Output an exact reproduction of the data.

--*--

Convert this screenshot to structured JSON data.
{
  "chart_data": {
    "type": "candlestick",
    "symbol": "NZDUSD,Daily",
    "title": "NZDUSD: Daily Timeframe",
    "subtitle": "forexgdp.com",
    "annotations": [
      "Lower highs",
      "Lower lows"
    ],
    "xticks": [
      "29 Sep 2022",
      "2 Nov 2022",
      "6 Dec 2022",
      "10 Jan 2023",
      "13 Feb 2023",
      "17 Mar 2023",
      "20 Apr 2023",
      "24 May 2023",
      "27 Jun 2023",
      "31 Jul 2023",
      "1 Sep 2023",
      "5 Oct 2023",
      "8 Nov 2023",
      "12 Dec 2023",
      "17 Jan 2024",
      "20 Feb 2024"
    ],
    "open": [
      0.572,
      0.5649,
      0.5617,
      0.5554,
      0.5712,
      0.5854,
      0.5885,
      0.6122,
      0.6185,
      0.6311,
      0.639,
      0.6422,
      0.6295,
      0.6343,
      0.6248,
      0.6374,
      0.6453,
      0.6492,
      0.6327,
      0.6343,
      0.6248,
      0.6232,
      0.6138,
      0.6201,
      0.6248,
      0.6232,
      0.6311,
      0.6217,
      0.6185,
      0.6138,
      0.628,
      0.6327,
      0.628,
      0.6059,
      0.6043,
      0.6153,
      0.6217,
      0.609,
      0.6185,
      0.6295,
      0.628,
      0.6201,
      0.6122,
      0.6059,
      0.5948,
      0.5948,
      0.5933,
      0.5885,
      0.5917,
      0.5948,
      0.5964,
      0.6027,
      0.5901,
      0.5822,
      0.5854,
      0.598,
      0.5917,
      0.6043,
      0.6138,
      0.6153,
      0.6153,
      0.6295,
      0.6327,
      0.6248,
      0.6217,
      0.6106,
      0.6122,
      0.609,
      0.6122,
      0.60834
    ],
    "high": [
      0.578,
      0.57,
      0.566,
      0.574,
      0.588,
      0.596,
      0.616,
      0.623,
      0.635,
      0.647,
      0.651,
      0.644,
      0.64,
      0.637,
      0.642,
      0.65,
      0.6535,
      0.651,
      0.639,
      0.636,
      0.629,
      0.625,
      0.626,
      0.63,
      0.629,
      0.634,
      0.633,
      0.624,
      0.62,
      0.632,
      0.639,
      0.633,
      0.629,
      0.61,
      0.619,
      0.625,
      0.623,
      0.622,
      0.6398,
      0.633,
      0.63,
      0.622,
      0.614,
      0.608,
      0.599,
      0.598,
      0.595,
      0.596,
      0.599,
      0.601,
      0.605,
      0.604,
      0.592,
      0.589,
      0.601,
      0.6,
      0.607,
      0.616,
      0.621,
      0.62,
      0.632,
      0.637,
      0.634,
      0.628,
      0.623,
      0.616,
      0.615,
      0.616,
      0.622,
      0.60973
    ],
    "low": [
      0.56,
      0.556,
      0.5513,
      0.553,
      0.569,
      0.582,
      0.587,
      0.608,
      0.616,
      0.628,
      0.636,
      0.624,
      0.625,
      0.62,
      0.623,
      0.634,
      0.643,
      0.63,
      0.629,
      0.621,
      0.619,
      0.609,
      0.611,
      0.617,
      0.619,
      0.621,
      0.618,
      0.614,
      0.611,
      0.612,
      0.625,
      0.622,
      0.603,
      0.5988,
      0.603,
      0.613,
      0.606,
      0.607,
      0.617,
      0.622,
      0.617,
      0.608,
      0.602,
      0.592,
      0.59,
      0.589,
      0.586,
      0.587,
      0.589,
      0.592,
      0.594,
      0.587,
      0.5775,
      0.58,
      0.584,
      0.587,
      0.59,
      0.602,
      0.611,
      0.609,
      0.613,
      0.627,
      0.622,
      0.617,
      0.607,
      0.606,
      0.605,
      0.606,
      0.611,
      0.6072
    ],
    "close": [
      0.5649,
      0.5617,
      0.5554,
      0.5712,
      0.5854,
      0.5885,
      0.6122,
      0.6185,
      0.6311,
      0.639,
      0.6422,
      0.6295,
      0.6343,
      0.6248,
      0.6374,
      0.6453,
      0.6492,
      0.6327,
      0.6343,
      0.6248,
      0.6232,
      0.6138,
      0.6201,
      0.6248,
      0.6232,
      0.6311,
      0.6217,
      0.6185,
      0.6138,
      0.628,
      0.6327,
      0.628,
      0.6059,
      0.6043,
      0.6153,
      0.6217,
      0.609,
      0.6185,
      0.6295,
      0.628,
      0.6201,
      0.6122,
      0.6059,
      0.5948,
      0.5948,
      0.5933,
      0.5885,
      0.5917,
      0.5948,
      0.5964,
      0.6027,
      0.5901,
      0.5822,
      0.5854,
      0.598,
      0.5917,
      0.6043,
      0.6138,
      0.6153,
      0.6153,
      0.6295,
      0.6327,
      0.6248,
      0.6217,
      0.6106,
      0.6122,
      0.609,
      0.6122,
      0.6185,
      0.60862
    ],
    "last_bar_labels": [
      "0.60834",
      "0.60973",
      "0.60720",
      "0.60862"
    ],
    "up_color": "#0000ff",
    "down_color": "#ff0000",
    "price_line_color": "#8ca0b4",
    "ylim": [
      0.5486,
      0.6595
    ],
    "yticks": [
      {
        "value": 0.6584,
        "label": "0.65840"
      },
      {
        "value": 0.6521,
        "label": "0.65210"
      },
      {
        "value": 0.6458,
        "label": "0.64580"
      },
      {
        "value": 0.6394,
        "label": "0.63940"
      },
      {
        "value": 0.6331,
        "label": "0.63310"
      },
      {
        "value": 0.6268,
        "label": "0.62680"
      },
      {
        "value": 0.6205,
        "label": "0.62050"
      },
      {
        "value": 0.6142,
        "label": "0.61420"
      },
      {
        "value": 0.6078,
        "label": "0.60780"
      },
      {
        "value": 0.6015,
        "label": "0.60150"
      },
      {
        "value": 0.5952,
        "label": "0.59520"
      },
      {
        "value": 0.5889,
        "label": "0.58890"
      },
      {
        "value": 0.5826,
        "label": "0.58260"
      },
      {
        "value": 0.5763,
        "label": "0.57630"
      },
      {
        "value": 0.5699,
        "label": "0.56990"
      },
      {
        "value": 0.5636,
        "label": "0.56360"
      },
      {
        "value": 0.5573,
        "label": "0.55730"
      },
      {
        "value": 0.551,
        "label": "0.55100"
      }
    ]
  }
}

--*--

Task result:
Convert this screenshot to structured JSON data.
{
  "chart_data": {
    "type": "candlestick",
    "symbol": "NZDUSD,Daily",
    "title": "NZDUSD: Daily Timeframe",
    "subtitle": "forexgdp.com",
    "annotations": [
      "Lower highs",
      "Lower lows"
    ],
    "xticks": [
      "29 Sep 2022",
      "2 Nov 2022",
      "6 Dec 2022",
      "10 Jan 2023",
      "13 Feb 2023",
      "17 Mar 2023",
      "20 Apr 2023",
      "24 May 2023",
      "27 Jun 2023",
      "31 Jul 2023",
      "1 Sep 2023",
      "5 Oct 2023",
      "8 Nov 2023",
      "12 Dec 2023",
      "17 Jan 2024",
      "20 Feb 2024"
    ],
    "open": [
      0.572,
      0.5649,
      0.5617,
      0.5554,
      0.5712,
      0.5854,
      0.5885,
      0.6122,
      0.6185,
      0.6311,
      0.639,
      0.6422,
      0.6295,
      0.6343,
      0.6248,
      0.6374,
      0.6453,
      0.6492,
      0.6327,
      0.6343,
      0.6248,
      0.6232,
      0.6138,
      0.6201,
      0.6248,
      0.6232,
      0.6311,
      0.6217,
      0.6185,
      0.6138,
      0.628,
      0.6327,
      0.628,
      0.6059,
      0.6043,
      0.6153,
      0.6217,
      0.609,
      0.6185,
      0.6295,
      0.628,
      0.6201,
      0.6122,
      0.6059,
      0.5948,
      0.5948,
      0.5933,
      0.5885,
      0.5917,
      0.5948,
      0.5964,
      0.6027,
      0.5901,
      0.5822,
      0.5854,
      0.598,
      0.5917,
      0.6043,
      0.6138,
      0.6153,
      0.6153,
      0.6295,
      0.6327,
      0.6248,
      0.6217,
      0.6106,
      0.6122,
      0.609,
      0.6122,
      0.60834
    ],
    "high": [
      0.578,
      0.57,
      0.566,
      0.574,
      0.588,
      0.596,
      0.616,
      0.623,
      0.635,
      0.647,
      0.651,
      0.644,
      0.64,
      0.637,
      0.642,
      0.65,
      0.6535,
      0.651,
      0.639,
      0.636,
      0.629,
      0.625,
      0.626,
      0.63,
      0.629,
      0.634,
      0.633,
      0.624,
      0.62,
      0.632,
      0.639,
      0.633,
      0.629,
      0.61,
      0.619,
      0.625,
      0.623,
      0.622,
      0.6398,
      0.633,
      0.63,
      0.622,
      0.614,
      0.608,
      0.599,
      0.598,
      0.595,
      0.596,
      0.599,
      0.601,
      0.605,
      0.604,
      0.592,
      0.589,
      0.601,
      0.6,
      0.607,
      0.616,
      0.621,
      0.62,
      0.632,
      0.637,
      0.634,
      0.628,
      0.623,
      0.616,
      0.615,
      0.616,
      0.622,
      0.60973
    ],
    "low": [
      0.56,
      0.556,
      0.5513,
      0.553,
      0.569,
      0.582,
      0.587,
      0.608,
      0.616,
      0.628,
      0.636,
      0.624,
      0.625,
      0.62,
      0.623,
      0.634,
      0.643,
      0.63,
      0.629,
      0.621,
      0.619,
      0.609,
      0.611,
      0.617,
      0.619,
      0.621,
      0.618,
      0.614,
      0.611,
      0.612,
      0.625,
      0.622,
      0.603,
      0.5988,
      0.603,
      0.613,
      0.606,
      0.607,
      0.617,
      0.622,
      0.617,
      0.608,
      0.602,
      0.592,
      0.59,
      0.589,
      0.586,
      0.587,
      0.589,
      0.592,
      0.594,
      0.587,
      0.5775,
      0.58,
      0.584,
      0.587,
      0.59,
      0.602,
      0.611,
      0.609,
      0.613,
      0.627,
      0.622,
      0.617,
      0.607,
      0.606,
      0.605,
      0.606,
      0.611,
      0.6072
    ],
    "close": [
      0.5649,
      0.5617,
      0.5554,
      0.5712,
      0.5854,
      0.5885,
      0.6122,
      0.6185,
      0.6311,
      0.639,
      0.6422,
      0.6295,
      0.6343,
      0.6248,
      0.6374,
      0.6453,
      0.6492,
      0.6327,
      0.6343,
      0.6248,
      0.6232,
      0.6138,
      0.6201,
      0.6248,
      0.6232,
      0.6311,
      0.6217,
      0.6185,
      0.6138,
      0.628,
      0.6327,
      0.628,
      0.6059,
      0.6043,
      0.6153,
      0.6217,
      0.609,
      0.6185,
      0.6295,
      0.628,
      0.6201,
      0.6122,
      0.6059,
      0.5948,
      0.5948,
      0.5933,
      0.5885,
      0.5917,
      0.5948,
      0.5964,
      0.6027,
      0.5901,
      0.5822,
      0.5854,
      0.598,
      0.5917,
      0.6043,
      0.6138,
      0.6153,
      0.6153,
      0.6295,
      0.6327,
      0.6248,
      0.6217,
      0.6106,
      0.6122,
      0.609,
      0.6122,
      0.6185,
      0.60862
    ],
    "last_bar_labels": [
      "0.60834",
      "0.60973",
      "0.60720",
      "0.60862"
    ],
    "up_color": "#0000ff",
    "down_color": "#ff0000",
    "price_line_color": "#8ca0b4",
    "ylim": [
      0.5486,
      0.6595
    ],
    "yticks": [
      {
        "value": 0.6584,
        "label": "0.65840"
      },
      {
        "value": 0.6521,
        "label": "0.65210"
      },
      {
        "value": 0.6458,
        "label": "0.64580"
      },
      {
        "value": 0.6394,
        "label": "0.63940"
      },
      {
        "value": 0.6331,
        "label": "0.63310"
      },
      {
        "value": 0.6268,
        "label": "0.62680"
      },
      {
        "value": 0.6205,
        "label": "0.62050"
      },
      {
        "value": 0.6142,
        "label": "0.61420"
      },
      {
        "value": 0.6078,
        "label": "0.60780"
      },
      {
        "value": 0.6015,
        "label": "0.60150"
      },
      {
        "value": 0.5952,
        "label": "0.59520"
      },
      {
        "value": 0.5889,
        "label": "0.58890"
      },
      {
        "value": 0.5826,
        "label": "0.58260"
      },
      {
        "value": 0.5763,
        "label": "0.57630"
      },
      {
        "value": 0.5699,
        "label": "0.56990"
      },
      {
        "value": 0.5636,
        "label": "0.56360"
      },
      {
        "value": 0.5573,
        "label": "0.55730"
      },
      {
        "value": 0.551,
        "label": "0.55100"
      }
    ]
  }
}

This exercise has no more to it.